[START Extracted records]

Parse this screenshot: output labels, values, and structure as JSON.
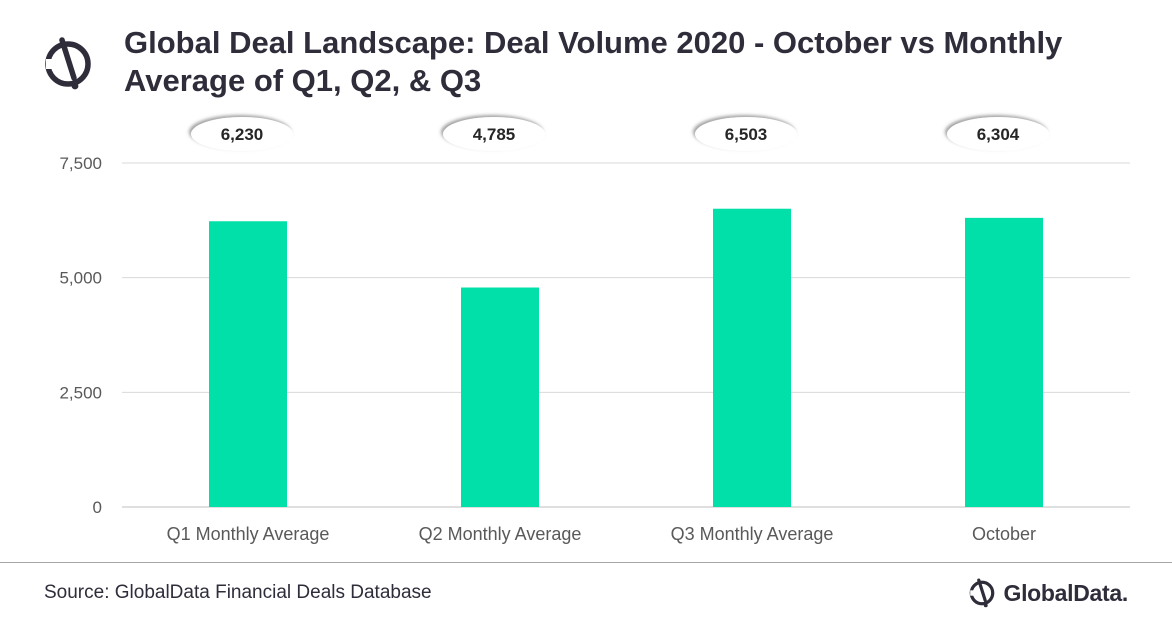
{
  "header": {
    "title": "Global Deal Landscape: Deal Volume 2020 - October vs Monthly Average of Q1, Q2, & Q3"
  },
  "footer": {
    "source": "Source: GlobalData Financial Deals Database",
    "brand": "GlobalData."
  },
  "colors": {
    "bar": "#00e0a8",
    "grid": "#d9d9d9",
    "text": "#2f2d3a"
  },
  "chart_data": {
    "type": "bar",
    "title": "Global Deal Landscape: Deal Volume 2020 - October vs Monthly Average of Q1, Q2, & Q3",
    "categories": [
      "Q1 Monthly Average",
      "Q2 Monthly Average",
      "Q3 Monthly Average",
      "October"
    ],
    "values": [
      6230,
      4785,
      6503,
      6304
    ],
    "value_labels": [
      "6,230",
      "4,785",
      "6,503",
      "6,304"
    ],
    "ylim": [
      0,
      7500
    ],
    "yticks": [
      0,
      2500,
      5000,
      7500
    ],
    "ytick_labels": [
      "0",
      "2,500",
      "5,000",
      "7,500"
    ],
    "grid": true,
    "legend": "none"
  }
}
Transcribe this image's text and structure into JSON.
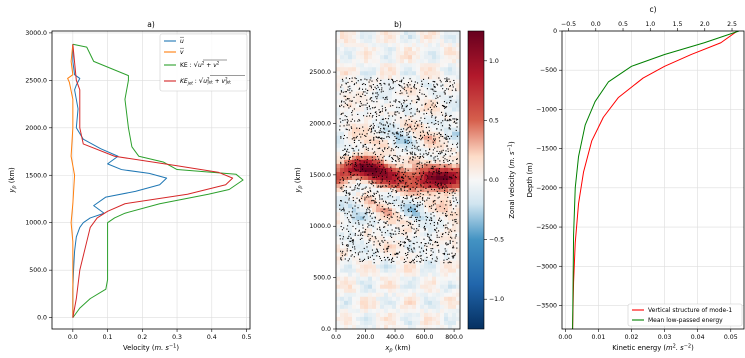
{
  "chart_data": [
    {
      "panel": "a",
      "type": "line",
      "title": "a)",
      "xlabel": "Velocity (m. s⁻¹)",
      "ylabel": "y_p (km)",
      "xlim": [
        -0.06,
        0.51
      ],
      "ylim": [
        -120,
        3020
      ],
      "xticks": [
        "0.0",
        "0.1",
        "0.2",
        "0.3",
        "0.4",
        "0.5"
      ],
      "yticks": [
        "0.0",
        "500.0",
        "1000.0",
        "1500.0",
        "2000.0",
        "2500.0",
        "3000.0"
      ],
      "grid": true,
      "legend_position": "top-right",
      "series": [
        {
          "name": "ū",
          "color": "#1f77b4",
          "x": [
            0.0,
            0.0,
            0.002,
            0.005,
            0.01,
            0.02,
            0.03,
            0.05,
            0.09,
            0.06,
            0.095,
            0.18,
            0.25,
            0.27,
            0.22,
            0.14,
            0.1,
            0.13,
            0.08,
            0.03,
            0.01,
            0.015,
            0.005,
            0.01,
            0.02,
            0.005,
            0.0,
            0.0
          ],
          "y": [
            0,
            300,
            500,
            700,
            850,
            950,
            1000,
            1050,
            1100,
            1180,
            1270,
            1330,
            1400,
            1470,
            1520,
            1560,
            1620,
            1700,
            1780,
            1880,
            2000,
            2200,
            2400,
            2450,
            2520,
            2560,
            2700,
            2880
          ]
        },
        {
          "name": "v̄",
          "color": "#ff7f0e",
          "x": [
            0.0,
            0.0,
            0.0,
            -0.005,
            0.0,
            0.005,
            -0.005,
            0.0,
            0.0,
            -0.01,
            -0.015,
            0.0,
            -0.005,
            0.0
          ],
          "y": [
            0,
            400,
            800,
            1000,
            1200,
            1500,
            1700,
            2000,
            2300,
            2480,
            2520,
            2560,
            2700,
            2880
          ]
        },
        {
          "name": "KE : √(u² + v²)",
          "color": "#2ca02c",
          "x": [
            0.0,
            0.02,
            0.05,
            0.095,
            0.1,
            0.1,
            0.1,
            0.1,
            0.12,
            0.15,
            0.25,
            0.39,
            0.45,
            0.49,
            0.47,
            0.3,
            0.26,
            0.19,
            0.17,
            0.16,
            0.15,
            0.16,
            0.16,
            0.06,
            0.04,
            0.0
          ],
          "y": [
            0,
            100,
            200,
            300,
            400,
            700,
            900,
            1000,
            1050,
            1100,
            1200,
            1300,
            1350,
            1450,
            1510,
            1560,
            1640,
            1700,
            1800,
            2000,
            2300,
            2500,
            2550,
            2700,
            2850,
            2880
          ]
        },
        {
          "name": "KE_jet : √(u_jet² + v_jet²)",
          "color": "#d62728",
          "x": [
            0.0,
            0.01,
            0.02,
            0.04,
            0.05,
            0.07,
            0.1,
            0.15,
            0.33,
            0.44,
            0.46,
            0.42,
            0.3,
            0.12,
            0.03,
            0.02,
            0.02,
            0.01,
            0.0
          ],
          "y": [
            0,
            200,
            500,
            800,
            950,
            1050,
            1120,
            1200,
            1300,
            1400,
            1470,
            1530,
            1600,
            1700,
            1830,
            2000,
            2400,
            2500,
            2880
          ]
        }
      ]
    },
    {
      "panel": "b",
      "type": "heatmap",
      "title": "b)",
      "xlabel": "x_p (km)",
      "ylabel": "y_p (km)",
      "xlim": [
        0,
        840
      ],
      "ylim": [
        0,
        2900
      ],
      "xticks": [
        "0.0",
        "200.0",
        "400.0",
        "600.0",
        "800.0"
      ],
      "yticks": [
        "0.0",
        "500.0",
        "1000.0",
        "1500.0",
        "2000.0",
        "2500.0"
      ],
      "colorbar": {
        "label": "Zonal velocity (m. s⁻¹)",
        "range": [
          -1.25,
          1.25
        ],
        "ticks": [
          "-1.0",
          "-0.5",
          "0.0",
          "0.5",
          "1.0"
        ],
        "colormap": "RdBu_r"
      },
      "jet_center_y": 1500,
      "particle_band_y": [
        650,
        2450
      ],
      "particle_color": "#000000"
    },
    {
      "panel": "c",
      "type": "line",
      "title": "c)",
      "ylabel": "Depth (m)",
      "xlabel": "Kinetic energy (m². s⁻²)",
      "xlim": [
        -0.001,
        0.054
      ],
      "ylim": [
        -3800,
        0
      ],
      "xticks": [
        "0.00",
        "0.01",
        "0.02",
        "0.03",
        "0.04",
        "0.05"
      ],
      "yticks": [
        "-3500",
        "-3000",
        "-2500",
        "-2000",
        "-1500",
        "-1000",
        "-500",
        "0"
      ],
      "top_axis": {
        "lim": [
          -0.62,
          2.72
        ],
        "ticks": [
          "-0.5",
          "0.0",
          "0.5",
          "1.0",
          "1.5",
          "2.0",
          "2.5"
        ]
      },
      "grid": true,
      "legend_position": "bottom-right",
      "series": [
        {
          "name": "Vertical structure of mode-1",
          "color": "#ff0000",
          "x": [
            0.052,
            0.047,
            0.038,
            0.03,
            0.0235,
            0.016,
            0.0115,
            0.008,
            0.0055,
            0.004,
            0.003,
            0.0025,
            0.0022
          ],
          "y": [
            0,
            -150,
            -300,
            -450,
            -600,
            -850,
            -1100,
            -1400,
            -1800,
            -2200,
            -2700,
            -3200,
            -3800
          ]
        },
        {
          "name": "Mean low-passed energy",
          "color": "#008000",
          "x": [
            0.0525,
            0.042,
            0.03,
            0.02,
            0.013,
            0.009,
            0.006,
            0.004,
            0.003,
            0.0025,
            0.0022
          ],
          "y": [
            0,
            -150,
            -300,
            -450,
            -650,
            -900,
            -1200,
            -1600,
            -2000,
            -2600,
            -3800
          ]
        }
      ]
    }
  ]
}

[END Extracted records]

- [Exercise details]:
Your task is to copy the entries in full and exactly, without any images.

- [Solution to this exercise]:
Parse this screenshot: output labels, values, and structure as JSON.
{
  "header": {
    "title": "Global Deal Landscape: Deal Volume 2020 - October vs Monthly Average of Q1, Q2, & Q3"
  },
  "footer": {
    "source": "Source: GlobalData Financial Deals Database",
    "brand": "GlobalData."
  },
  "colors": {
    "bar": "#00e0a8",
    "grid": "#d9d9d9",
    "text": "#2f2d3a"
  },
  "chart_data": {
    "type": "bar",
    "title": "Global Deal Landscape: Deal Volume 2020 - October vs Monthly Average of Q1, Q2, & Q3",
    "categories": [
      "Q1 Monthly Average",
      "Q2 Monthly Average",
      "Q3 Monthly Average",
      "October"
    ],
    "values": [
      6230,
      4785,
      6503,
      6304
    ],
    "value_labels": [
      "6,230",
      "4,785",
      "6,503",
      "6,304"
    ],
    "ylim": [
      0,
      7500
    ],
    "yticks": [
      0,
      2500,
      5000,
      7500
    ],
    "ytick_labels": [
      "0",
      "2,500",
      "5,000",
      "7,500"
    ],
    "grid": true,
    "legend": "none"
  }
}
Transcribe this image's text and structure into JSON.
{
  "chart_data": [
    {
      "panel": "a",
      "type": "line",
      "title": "a)",
      "xlabel": "Velocity (m. s⁻¹)",
      "ylabel": "y_p (km)",
      "xlim": [
        -0.06,
        0.51
      ],
      "ylim": [
        -120,
        3020
      ],
      "xticks": [
        "0.0",
        "0.1",
        "0.2",
        "0.3",
        "0.4",
        "0.5"
      ],
      "yticks": [
        "0.0",
        "500.0",
        "1000.0",
        "1500.0",
        "2000.0",
        "2500.0",
        "3000.0"
      ],
      "grid": true,
      "legend_position": "top-right",
      "series": [
        {
          "name": "ū",
          "color": "#1f77b4",
          "x": [
            0.0,
            0.0,
            0.002,
            0.005,
            0.01,
            0.02,
            0.03,
            0.05,
            0.09,
            0.06,
            0.095,
            0.18,
            0.25,
            0.27,
            0.22,
            0.14,
            0.1,
            0.13,
            0.08,
            0.03,
            0.01,
            0.015,
            0.005,
            0.01,
            0.02,
            0.005,
            0.0,
            0.0
          ],
          "y": [
            0,
            300,
            500,
            700,
            850,
            950,
            1000,
            1050,
            1100,
            1180,
            1270,
            1330,
            1400,
            1470,
            1520,
            1560,
            1620,
            1700,
            1780,
            1880,
            2000,
            2200,
            2400,
            2450,
            2520,
            2560,
            2700,
            2880
          ]
        },
        {
          "name": "v̄",
          "color": "#ff7f0e",
          "x": [
            0.0,
            0.0,
            0.0,
            -0.005,
            0.0,
            0.005,
            -0.005,
            0.0,
            0.0,
            -0.01,
            -0.015,
            0.0,
            -0.005,
            0.0
          ],
          "y": [
            0,
            400,
            800,
            1000,
            1200,
            1500,
            1700,
            2000,
            2300,
            2480,
            2520,
            2560,
            2700,
            2880
          ]
        },
        {
          "name": "KE : √(u² + v²)",
          "color": "#2ca02c",
          "x": [
            0.0,
            0.02,
            0.05,
            0.095,
            0.1,
            0.1,
            0.1,
            0.1,
            0.12,
            0.15,
            0.25,
            0.39,
            0.45,
            0.49,
            0.47,
            0.3,
            0.26,
            0.19,
            0.17,
            0.16,
            0.15,
            0.16,
            0.16,
            0.06,
            0.04,
            0.0
          ],
          "y": [
            0,
            100,
            200,
            300,
            400,
            700,
            900,
            1000,
            1050,
            1100,
            1200,
            1300,
            1350,
            1450,
            1510,
            1560,
            1640,
            1700,
            1800,
            2000,
            2300,
            2500,
            2550,
            2700,
            2850,
            2880
          ]
        },
        {
          "name": "KE_jet : √(u_jet² + v_jet²)",
          "color": "#d62728",
          "x": [
            0.0,
            0.01,
            0.02,
            0.04,
            0.05,
            0.07,
            0.1,
            0.15,
            0.33,
            0.44,
            0.46,
            0.42,
            0.3,
            0.12,
            0.03,
            0.02,
            0.02,
            0.01,
            0.0
          ],
          "y": [
            0,
            200,
            500,
            800,
            950,
            1050,
            1120,
            1200,
            1300,
            1400,
            1470,
            1530,
            1600,
            1700,
            1830,
            2000,
            2400,
            2500,
            2880
          ]
        }
      ]
    },
    {
      "panel": "b",
      "type": "heatmap",
      "title": "b)",
      "xlabel": "x_p (km)",
      "ylabel": "y_p (km)",
      "xlim": [
        0,
        840
      ],
      "ylim": [
        0,
        2900
      ],
      "xticks": [
        "0.0",
        "200.0",
        "400.0",
        "600.0",
        "800.0"
      ],
      "yticks": [
        "0.0",
        "500.0",
        "1000.0",
        "1500.0",
        "2000.0",
        "2500.0"
      ],
      "colorbar": {
        "label": "Zonal velocity (m. s⁻¹)",
        "range": [
          -1.25,
          1.25
        ],
        "ticks": [
          "-1.0",
          "-0.5",
          "0.0",
          "0.5",
          "1.0"
        ],
        "colormap": "RdBu_r"
      },
      "jet_center_y": 1500,
      "particle_band_y": [
        650,
        2450
      ],
      "particle_color": "#000000"
    },
    {
      "panel": "c",
      "type": "line",
      "title": "c)",
      "ylabel": "Depth (m)",
      "xlabel": "Kinetic energy (m². s⁻²)",
      "xlim": [
        -0.001,
        0.054
      ],
      "ylim": [
        -3800,
        0
      ],
      "xticks": [
        "0.00",
        "0.01",
        "0.02",
        "0.03",
        "0.04",
        "0.05"
      ],
      "yticks": [
        "-3500",
        "-3000",
        "-2500",
        "-2000",
        "-1500",
        "-1000",
        "-500",
        "0"
      ],
      "top_axis": {
        "lim": [
          -0.62,
          2.72
        ],
        "ticks": [
          "-0.5",
          "0.0",
          "0.5",
          "1.0",
          "1.5",
          "2.0",
          "2.5"
        ]
      },
      "grid": true,
      "legend_position": "bottom-right",
      "series": [
        {
          "name": "Vertical structure of mode-1",
          "color": "#ff0000",
          "x": [
            0.052,
            0.047,
            0.038,
            0.03,
            0.0235,
            0.016,
            0.0115,
            0.008,
            0.0055,
            0.004,
            0.003,
            0.0025,
            0.0022
          ],
          "y": [
            0,
            -150,
            -300,
            -450,
            -600,
            -850,
            -1100,
            -1400,
            -1800,
            -2200,
            -2700,
            -3200,
            -3800
          ]
        },
        {
          "name": "Mean low-passed energy",
          "color": "#008000",
          "x": [
            0.0525,
            0.042,
            0.03,
            0.02,
            0.013,
            0.009,
            0.006,
            0.004,
            0.003,
            0.0025,
            0.0022
          ],
          "y": [
            0,
            -150,
            -300,
            -450,
            -650,
            -900,
            -1200,
            -1600,
            -2000,
            -2600,
            -3800
          ]
        }
      ]
    }
  ]
}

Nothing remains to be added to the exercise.